= What is needed =
Show all lines holding "MAIN".

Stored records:
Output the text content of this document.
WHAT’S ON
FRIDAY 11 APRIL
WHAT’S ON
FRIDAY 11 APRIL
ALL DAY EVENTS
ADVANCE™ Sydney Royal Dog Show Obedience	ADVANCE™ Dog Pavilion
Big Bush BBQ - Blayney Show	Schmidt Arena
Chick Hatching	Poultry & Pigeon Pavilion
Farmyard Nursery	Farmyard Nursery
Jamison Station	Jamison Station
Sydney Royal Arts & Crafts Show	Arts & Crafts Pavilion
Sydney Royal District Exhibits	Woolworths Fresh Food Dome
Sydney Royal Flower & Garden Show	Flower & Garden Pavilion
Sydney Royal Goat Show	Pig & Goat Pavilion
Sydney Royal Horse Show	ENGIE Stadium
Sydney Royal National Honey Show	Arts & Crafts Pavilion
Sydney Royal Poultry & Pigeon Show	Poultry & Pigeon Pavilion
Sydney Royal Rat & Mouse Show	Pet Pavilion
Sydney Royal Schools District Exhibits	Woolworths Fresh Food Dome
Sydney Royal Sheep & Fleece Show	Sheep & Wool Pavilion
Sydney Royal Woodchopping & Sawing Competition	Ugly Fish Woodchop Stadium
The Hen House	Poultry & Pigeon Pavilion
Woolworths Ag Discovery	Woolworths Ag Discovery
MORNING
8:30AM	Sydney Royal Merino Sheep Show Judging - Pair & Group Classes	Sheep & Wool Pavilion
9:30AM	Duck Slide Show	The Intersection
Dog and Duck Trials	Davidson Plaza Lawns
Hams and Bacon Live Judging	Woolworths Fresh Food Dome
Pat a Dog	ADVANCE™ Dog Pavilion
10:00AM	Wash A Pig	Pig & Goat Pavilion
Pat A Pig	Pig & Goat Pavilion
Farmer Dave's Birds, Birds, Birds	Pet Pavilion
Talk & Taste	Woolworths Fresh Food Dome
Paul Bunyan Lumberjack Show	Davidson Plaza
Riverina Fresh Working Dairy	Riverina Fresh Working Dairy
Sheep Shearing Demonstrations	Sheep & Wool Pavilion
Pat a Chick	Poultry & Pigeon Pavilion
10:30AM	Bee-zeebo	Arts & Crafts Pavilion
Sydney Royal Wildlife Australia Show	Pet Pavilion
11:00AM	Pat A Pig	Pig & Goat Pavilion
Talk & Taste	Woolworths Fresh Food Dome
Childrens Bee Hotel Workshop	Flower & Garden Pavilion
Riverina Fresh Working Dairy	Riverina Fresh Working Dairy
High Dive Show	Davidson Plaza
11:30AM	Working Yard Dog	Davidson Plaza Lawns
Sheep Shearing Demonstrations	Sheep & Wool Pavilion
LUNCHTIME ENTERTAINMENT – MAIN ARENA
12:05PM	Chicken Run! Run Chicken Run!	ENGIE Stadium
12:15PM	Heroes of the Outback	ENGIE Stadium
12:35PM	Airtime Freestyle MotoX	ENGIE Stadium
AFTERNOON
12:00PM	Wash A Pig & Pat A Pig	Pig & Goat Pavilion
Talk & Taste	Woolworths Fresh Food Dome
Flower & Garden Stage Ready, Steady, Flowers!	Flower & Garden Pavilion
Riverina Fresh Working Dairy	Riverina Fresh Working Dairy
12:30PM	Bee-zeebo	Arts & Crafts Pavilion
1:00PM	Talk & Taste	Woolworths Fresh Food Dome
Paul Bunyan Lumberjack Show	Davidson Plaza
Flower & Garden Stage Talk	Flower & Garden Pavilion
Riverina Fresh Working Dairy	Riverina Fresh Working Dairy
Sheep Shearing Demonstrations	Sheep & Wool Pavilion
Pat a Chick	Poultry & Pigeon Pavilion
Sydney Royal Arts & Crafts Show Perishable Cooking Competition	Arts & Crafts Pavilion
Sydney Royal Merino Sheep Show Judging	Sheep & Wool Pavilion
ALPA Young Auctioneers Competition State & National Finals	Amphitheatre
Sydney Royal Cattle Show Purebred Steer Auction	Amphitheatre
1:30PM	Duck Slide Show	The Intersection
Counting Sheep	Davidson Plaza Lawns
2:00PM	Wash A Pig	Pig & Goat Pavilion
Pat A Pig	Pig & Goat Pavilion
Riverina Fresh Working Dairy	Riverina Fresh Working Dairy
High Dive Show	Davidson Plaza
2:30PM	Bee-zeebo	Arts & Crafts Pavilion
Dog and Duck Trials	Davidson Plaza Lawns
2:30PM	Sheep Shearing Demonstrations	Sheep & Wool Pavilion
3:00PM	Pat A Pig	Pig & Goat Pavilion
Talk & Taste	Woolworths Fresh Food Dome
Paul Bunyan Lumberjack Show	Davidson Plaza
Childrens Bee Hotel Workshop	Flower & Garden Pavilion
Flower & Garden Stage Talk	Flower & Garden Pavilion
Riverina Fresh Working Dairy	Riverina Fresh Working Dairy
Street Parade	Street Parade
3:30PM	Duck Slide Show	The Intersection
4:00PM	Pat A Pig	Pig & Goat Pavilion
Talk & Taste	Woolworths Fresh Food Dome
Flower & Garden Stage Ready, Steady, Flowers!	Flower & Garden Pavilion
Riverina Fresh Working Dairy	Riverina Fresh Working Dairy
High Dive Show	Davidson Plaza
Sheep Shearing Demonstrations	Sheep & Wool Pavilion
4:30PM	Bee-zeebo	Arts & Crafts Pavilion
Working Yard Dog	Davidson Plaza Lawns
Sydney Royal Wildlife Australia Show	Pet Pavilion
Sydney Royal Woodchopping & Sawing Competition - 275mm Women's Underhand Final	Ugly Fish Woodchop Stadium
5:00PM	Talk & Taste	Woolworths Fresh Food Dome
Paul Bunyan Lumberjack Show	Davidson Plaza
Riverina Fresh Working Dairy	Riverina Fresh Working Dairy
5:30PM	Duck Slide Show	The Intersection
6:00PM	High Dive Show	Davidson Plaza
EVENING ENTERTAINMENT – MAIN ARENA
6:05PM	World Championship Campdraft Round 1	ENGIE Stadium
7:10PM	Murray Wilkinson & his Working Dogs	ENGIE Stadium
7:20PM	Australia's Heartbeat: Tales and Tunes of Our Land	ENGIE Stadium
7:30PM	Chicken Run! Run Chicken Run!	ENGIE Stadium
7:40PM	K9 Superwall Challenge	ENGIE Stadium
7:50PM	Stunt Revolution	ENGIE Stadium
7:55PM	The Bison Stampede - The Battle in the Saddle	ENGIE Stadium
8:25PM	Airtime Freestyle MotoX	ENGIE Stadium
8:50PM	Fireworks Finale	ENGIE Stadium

---

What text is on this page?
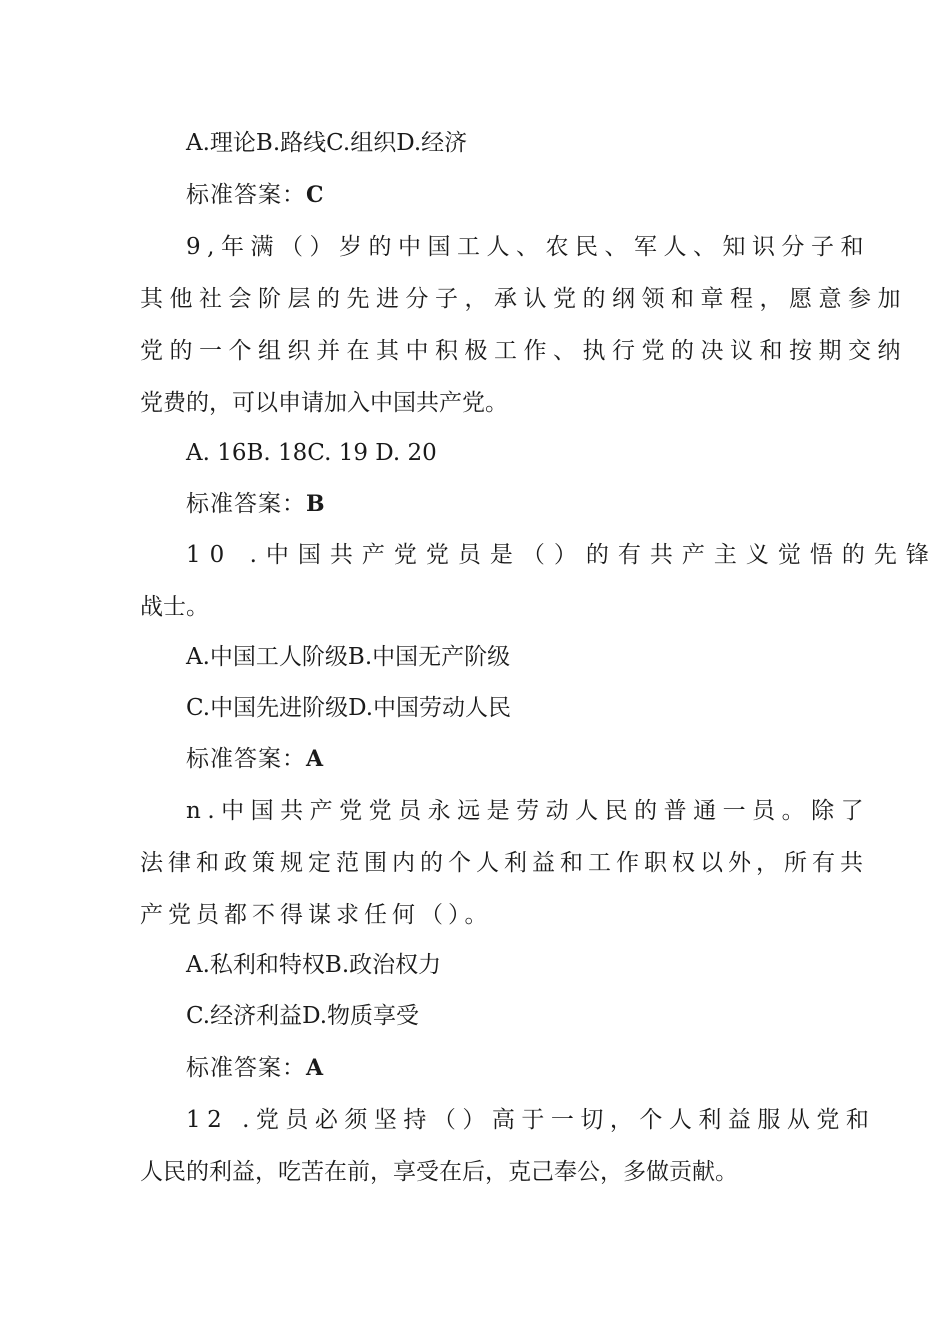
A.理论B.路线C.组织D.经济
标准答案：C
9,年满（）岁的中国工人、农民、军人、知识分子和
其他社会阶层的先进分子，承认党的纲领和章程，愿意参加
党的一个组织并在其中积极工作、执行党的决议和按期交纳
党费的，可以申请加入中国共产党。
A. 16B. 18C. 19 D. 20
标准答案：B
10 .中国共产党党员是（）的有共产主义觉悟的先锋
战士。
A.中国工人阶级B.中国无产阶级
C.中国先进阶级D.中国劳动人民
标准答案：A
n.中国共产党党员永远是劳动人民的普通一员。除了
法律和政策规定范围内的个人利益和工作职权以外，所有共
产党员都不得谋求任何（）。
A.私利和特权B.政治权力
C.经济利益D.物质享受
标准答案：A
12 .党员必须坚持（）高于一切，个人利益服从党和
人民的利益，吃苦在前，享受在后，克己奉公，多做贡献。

==

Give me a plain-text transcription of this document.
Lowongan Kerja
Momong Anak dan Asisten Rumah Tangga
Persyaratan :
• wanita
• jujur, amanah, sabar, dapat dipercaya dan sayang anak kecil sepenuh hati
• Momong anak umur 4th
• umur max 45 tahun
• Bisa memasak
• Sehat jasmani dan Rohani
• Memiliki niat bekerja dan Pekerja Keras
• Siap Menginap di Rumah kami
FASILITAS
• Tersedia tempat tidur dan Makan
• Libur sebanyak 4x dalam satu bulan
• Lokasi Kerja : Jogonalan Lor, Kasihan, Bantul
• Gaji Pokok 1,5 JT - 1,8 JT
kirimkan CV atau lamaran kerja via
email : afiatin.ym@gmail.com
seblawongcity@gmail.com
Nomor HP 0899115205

= The solution =
LUNCHTIME ENTERTAINMENT – MAIN ARENA
EVENING ENTERTAINMENT – MAIN ARENA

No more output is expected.